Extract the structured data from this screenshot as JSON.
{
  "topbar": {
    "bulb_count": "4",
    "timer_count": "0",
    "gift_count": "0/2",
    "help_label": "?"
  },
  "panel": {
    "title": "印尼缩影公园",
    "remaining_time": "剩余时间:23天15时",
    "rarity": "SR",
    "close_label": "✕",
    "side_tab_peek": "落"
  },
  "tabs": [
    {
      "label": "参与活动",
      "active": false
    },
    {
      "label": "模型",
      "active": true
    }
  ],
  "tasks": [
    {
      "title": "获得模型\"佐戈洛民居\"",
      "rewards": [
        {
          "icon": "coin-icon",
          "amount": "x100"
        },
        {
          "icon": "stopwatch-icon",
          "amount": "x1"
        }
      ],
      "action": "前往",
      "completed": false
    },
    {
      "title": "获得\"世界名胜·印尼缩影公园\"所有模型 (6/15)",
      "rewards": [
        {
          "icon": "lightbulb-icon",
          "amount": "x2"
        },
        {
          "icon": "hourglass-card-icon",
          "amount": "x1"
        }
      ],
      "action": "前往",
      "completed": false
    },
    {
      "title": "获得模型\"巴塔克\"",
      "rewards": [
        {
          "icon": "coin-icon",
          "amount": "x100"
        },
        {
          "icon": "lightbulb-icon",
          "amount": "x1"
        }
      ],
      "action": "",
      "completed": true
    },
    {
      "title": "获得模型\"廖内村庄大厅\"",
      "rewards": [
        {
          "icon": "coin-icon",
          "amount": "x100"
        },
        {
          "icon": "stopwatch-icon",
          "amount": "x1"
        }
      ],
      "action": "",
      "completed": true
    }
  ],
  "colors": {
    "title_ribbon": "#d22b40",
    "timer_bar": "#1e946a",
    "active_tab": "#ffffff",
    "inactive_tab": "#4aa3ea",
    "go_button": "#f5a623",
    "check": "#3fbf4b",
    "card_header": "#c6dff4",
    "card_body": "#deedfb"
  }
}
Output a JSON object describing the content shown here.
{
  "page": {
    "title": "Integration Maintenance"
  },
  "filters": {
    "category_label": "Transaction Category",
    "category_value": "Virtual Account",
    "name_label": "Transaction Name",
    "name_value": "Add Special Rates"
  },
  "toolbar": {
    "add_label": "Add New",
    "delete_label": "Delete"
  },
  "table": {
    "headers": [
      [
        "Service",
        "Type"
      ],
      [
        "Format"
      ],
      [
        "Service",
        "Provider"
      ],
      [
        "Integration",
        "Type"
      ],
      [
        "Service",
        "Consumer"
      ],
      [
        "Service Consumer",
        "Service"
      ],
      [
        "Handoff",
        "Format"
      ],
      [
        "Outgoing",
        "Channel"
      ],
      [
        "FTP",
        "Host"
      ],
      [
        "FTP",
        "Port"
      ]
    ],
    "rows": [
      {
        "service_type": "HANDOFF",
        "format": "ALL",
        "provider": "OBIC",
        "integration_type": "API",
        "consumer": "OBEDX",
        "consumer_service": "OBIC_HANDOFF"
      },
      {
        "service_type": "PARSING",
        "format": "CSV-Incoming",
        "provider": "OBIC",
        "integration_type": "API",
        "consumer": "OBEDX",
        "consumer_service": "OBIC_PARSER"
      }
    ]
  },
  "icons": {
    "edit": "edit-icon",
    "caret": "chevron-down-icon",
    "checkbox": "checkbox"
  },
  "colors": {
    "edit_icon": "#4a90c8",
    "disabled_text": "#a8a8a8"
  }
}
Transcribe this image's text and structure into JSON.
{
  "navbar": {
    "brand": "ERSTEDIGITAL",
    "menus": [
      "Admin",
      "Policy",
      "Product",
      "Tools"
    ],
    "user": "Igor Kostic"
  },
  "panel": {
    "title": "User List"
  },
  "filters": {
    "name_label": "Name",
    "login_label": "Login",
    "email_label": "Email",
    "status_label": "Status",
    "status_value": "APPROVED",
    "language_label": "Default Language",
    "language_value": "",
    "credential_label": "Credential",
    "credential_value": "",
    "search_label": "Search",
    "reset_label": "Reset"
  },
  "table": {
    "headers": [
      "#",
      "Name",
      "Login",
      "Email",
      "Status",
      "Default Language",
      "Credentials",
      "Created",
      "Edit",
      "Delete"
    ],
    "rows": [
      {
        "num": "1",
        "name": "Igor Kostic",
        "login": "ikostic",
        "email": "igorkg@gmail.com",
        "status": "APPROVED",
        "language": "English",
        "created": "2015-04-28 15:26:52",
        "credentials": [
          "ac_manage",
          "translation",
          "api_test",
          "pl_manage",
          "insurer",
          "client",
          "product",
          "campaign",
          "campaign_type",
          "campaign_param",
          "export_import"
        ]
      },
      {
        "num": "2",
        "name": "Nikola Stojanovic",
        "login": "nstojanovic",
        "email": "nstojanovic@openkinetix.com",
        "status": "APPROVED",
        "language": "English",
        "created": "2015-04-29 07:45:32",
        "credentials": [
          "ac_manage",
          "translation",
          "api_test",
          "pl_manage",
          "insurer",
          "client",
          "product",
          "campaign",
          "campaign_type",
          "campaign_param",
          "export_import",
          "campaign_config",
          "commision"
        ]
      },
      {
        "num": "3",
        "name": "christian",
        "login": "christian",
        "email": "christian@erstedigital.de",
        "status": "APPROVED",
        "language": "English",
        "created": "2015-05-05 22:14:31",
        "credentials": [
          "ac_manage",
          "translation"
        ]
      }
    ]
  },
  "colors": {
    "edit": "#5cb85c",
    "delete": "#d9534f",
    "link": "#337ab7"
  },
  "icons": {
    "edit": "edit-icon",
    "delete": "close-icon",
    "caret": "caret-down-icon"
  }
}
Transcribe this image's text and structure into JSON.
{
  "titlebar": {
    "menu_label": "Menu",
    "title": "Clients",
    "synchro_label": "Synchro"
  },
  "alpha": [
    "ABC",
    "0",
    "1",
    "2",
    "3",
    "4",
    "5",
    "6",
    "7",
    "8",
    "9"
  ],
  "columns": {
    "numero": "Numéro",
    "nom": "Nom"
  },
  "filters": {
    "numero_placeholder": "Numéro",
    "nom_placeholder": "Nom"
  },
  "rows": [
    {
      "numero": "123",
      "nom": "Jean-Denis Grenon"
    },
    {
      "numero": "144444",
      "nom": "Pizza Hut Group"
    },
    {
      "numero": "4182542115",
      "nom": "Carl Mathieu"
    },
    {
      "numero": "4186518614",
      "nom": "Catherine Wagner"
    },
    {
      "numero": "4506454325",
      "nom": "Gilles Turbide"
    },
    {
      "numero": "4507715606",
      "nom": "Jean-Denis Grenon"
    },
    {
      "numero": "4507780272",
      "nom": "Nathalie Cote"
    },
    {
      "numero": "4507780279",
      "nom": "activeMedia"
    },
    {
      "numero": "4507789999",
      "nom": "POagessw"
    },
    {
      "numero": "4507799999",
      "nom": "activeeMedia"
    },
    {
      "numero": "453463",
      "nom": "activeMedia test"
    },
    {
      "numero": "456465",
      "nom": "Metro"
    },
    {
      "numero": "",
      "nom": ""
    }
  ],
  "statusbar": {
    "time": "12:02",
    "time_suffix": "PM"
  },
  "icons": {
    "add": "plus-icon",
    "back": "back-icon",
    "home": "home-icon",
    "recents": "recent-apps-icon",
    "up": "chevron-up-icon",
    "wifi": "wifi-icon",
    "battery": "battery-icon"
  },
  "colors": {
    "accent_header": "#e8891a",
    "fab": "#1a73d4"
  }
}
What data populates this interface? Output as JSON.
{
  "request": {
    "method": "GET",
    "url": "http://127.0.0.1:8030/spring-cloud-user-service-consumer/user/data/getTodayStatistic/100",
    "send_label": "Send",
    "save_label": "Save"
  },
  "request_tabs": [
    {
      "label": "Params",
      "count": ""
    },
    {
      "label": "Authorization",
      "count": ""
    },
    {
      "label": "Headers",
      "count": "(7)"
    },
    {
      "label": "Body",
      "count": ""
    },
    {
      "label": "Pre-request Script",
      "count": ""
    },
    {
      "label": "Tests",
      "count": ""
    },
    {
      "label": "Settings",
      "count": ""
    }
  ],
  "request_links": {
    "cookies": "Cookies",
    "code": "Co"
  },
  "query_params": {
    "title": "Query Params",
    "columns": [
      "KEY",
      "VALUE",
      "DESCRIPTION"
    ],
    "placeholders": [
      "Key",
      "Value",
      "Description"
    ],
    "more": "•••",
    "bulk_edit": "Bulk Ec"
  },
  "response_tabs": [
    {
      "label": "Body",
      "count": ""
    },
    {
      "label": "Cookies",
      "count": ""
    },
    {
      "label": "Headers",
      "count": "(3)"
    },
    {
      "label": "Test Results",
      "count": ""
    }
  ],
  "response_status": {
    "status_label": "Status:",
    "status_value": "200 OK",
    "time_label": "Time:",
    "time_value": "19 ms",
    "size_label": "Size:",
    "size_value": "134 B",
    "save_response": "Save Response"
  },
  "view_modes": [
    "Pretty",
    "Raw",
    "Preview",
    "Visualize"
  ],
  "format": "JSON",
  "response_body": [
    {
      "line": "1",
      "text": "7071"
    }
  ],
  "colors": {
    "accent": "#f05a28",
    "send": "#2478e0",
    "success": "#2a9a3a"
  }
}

### GOAL OF THE EXERCISE
Which lines contain the word "data"? Copy each one.

### CORRECT RESPONSE
Extract the structured data from this screenshot as JSON.
What data populates this interface? Output as JSON.
    "url": "http://127.0.0.1:8030/spring-cloud-user-service-consumer/user/data/getTodayStatistic/100",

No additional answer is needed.